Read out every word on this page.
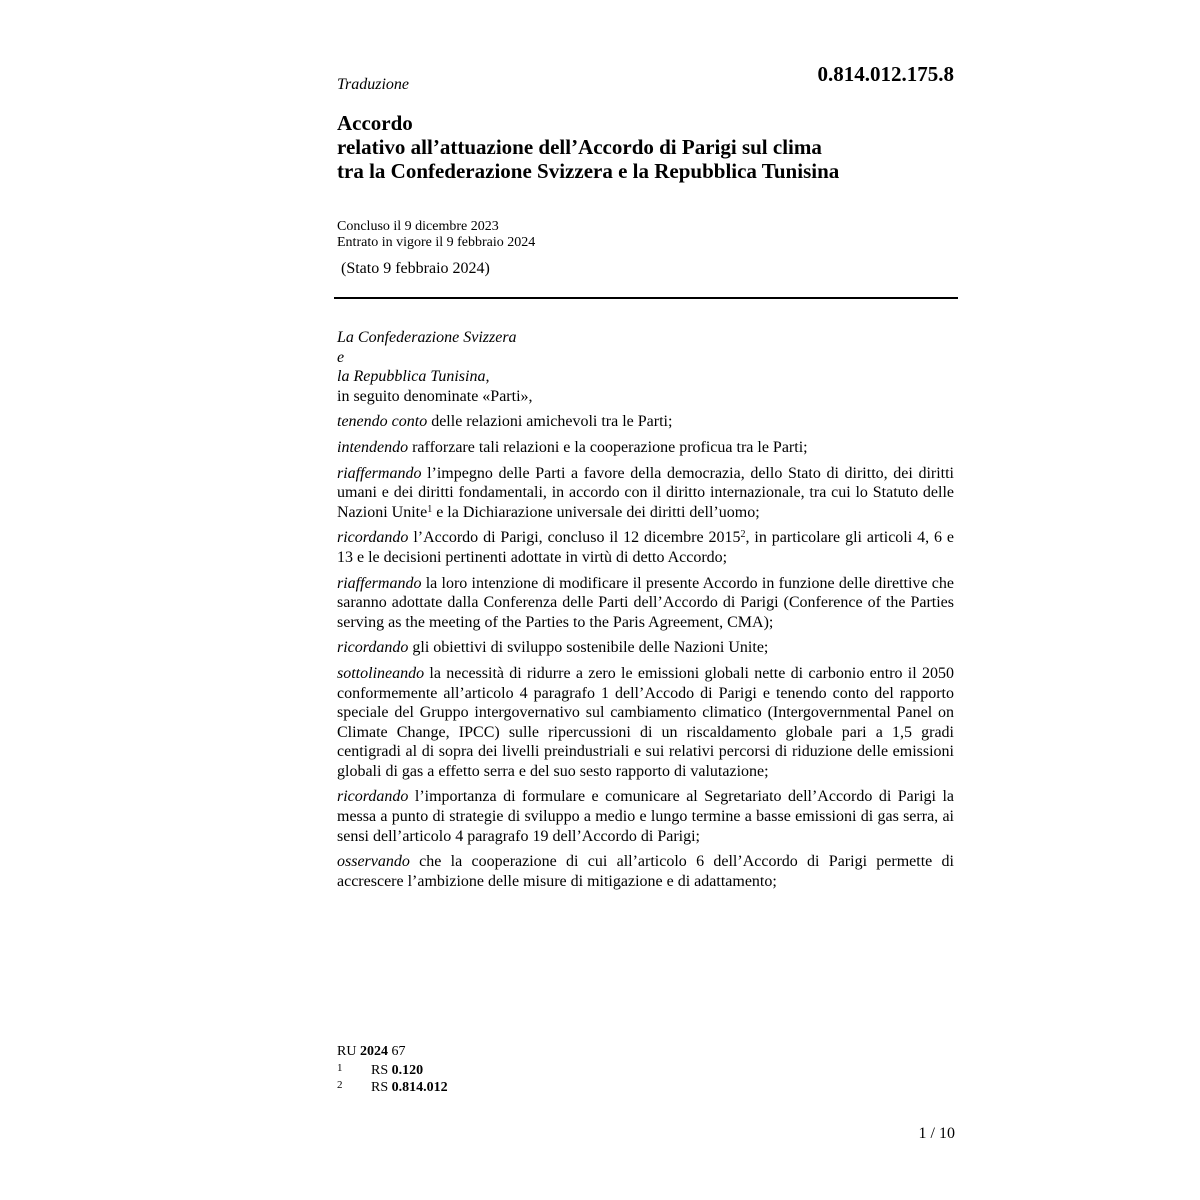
0.814.012.175.8
Traduzione
Accordo
relativo all’attuazione dell’Accordo di Parigi sul clima
tra la Confederazione Svizzera e la Repubblica Tunisina
Concluso il 9 dicembre 2023
Entrato in vigore il 9 febbraio 2024
(Stato 9 febbraio 2024)
La Confederazione Svizzera
e
la Repubblica Tunisina,
in seguito denominate «Parti»,

tenendo conto delle relazioni amichevoli tra le Parti;

intendendo rafforzare tali relazioni e la cooperazione proficua tra le Parti;

riaffermando l’impegno delle Parti a favore della democrazia, dello Stato di diritto, dei diritti umani e dei diritti fondamentali, in accordo con il diritto internazionale, tra cui lo Statuto delle Nazioni Unite$^1$ e la Dichiarazione universale dei diritti dell’uomo;

ricordando l’Accordo di Parigi, concluso il 12 dicembre 2015$^2$, in particolare gli articoli 4, 6 e 13 e le decisioni pertinenti adottate in virtù di detto Accordo;

riaffermando la loro intenzione di modificare il presente Accordo in funzione delle direttive che saranno adottate dalla Conferenza delle Parti dell’Accordo di Parigi (Conference of the Parties serving as the meeting of the Parties to the Paris Agreement, CMA);

ricordando gli obiettivi di sviluppo sostenibile delle Nazioni Unite;

sottolineando la necessità di ridurre a zero le emissioni globali nette di carbonio entro il 2050 conformemente all’articolo 4 paragrafo 1 dell’Accodo di Parigi e tenendo conto del rapporto speciale del Gruppo intergovernativo sul cambiamento climatico (Intergovernmental Panel on Climate Change, IPCC) sulle ripercussioni di un riscaldamento globale pari a 1,5 gradi centigradi al di sopra dei livelli preindustriali e sui relativi percorsi di riduzione delle emissioni globali di gas a effetto serra e del suo sesto rapporto di valutazione;

ricordando l’importanza di formulare e comunicare al Segretariato dell’Accordo di Parigi la messa a punto di strategie di sviluppo a medio e lungo termine a basse emissioni di gas serra, ai sensi dell’articolo 4 paragrafo 19 dell’Accordo di Parigi;

osservando che la cooperazione di cui all’articolo 6 dell’Accordo di Parigi permette di accrescere l’ambizione delle misure di mitigazione e di adattamento;

RU 2024 67
1	RS 0.120
2	RS 0.814.012
1 / 10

### Given task
Quote all the records verbatim, dropping any pictures from your copy.

### Exercise answer
Read out every word on this page.
0.814.012.175.8
Traduzione
Accordo
relativo all’attuazione dell’Accordo di Parigi sul clima
tra la Confederazione Svizzera e la Repubblica Tunisina
Concluso il 9 dicembre 2023
Entrato in vigore il 9 febbraio 2024
(Stato 9 febbraio 2024)
La Confederazione Svizzera
e
la Repubblica Tunisina,
in seguito denominate «Parti»,

tenendo conto delle relazioni amichevoli tra le Parti;

intendendo rafforzare tali relazioni e la cooperazione proficua tra le Parti;

riaffermando l’impegno delle Parti a favore della democrazia, dello Stato di diritto, dei diritti umani e dei diritti fondamentali, in accordo con il diritto internazionale, tra cui lo Statuto delle Nazioni Unite$^1$ e la Dichiarazione universale dei diritti dell’uomo;

ricordando l’Accordo di Parigi, concluso il 12 dicembre 2015$^2$, in particolare gli articoli 4, 6 e 13 e le decisioni pertinenti adottate in virtù di detto Accordo;

riaffermando la loro intenzione di modificare il presente Accordo in funzione delle direttive che saranno adottate dalla Conferenza delle Parti dell’Accordo di Parigi (Conference of the Parties serving as the meeting of the Parties to the Paris Agreement, CMA);

ricordando gli obiettivi di sviluppo sostenibile delle Nazioni Unite;

sottolineando la necessità di ridurre a zero le emissioni globali nette di carbonio entro il 2050 conformemente all’articolo 4 paragrafo 1 dell’Accodo di Parigi e tenendo conto del rapporto speciale del Gruppo intergovernativo sul cambiamento climatico (Intergovernmental Panel on Climate Change, IPCC) sulle ripercussioni di un riscaldamento globale pari a 1,5 gradi centigradi al di sopra dei livelli preindustriali e sui relativi percorsi di riduzione delle emissioni globali di gas a effetto serra e del suo sesto rapporto di valutazione;

ricordando l’importanza di formulare e comunicare al Segretariato dell’Accordo di Parigi la messa a punto di strategie di sviluppo a medio e lungo termine a basse emissioni di gas serra, ai sensi dell’articolo 4 paragrafo 19 dell’Accordo di Parigi;

osservando che la cooperazione di cui all’articolo 6 dell’Accordo di Parigi permette di accrescere l’ambizione delle misure di mitigazione e di adattamento;

RU 2024 67
1	RS 0.120
2	RS 0.814.012
1 / 10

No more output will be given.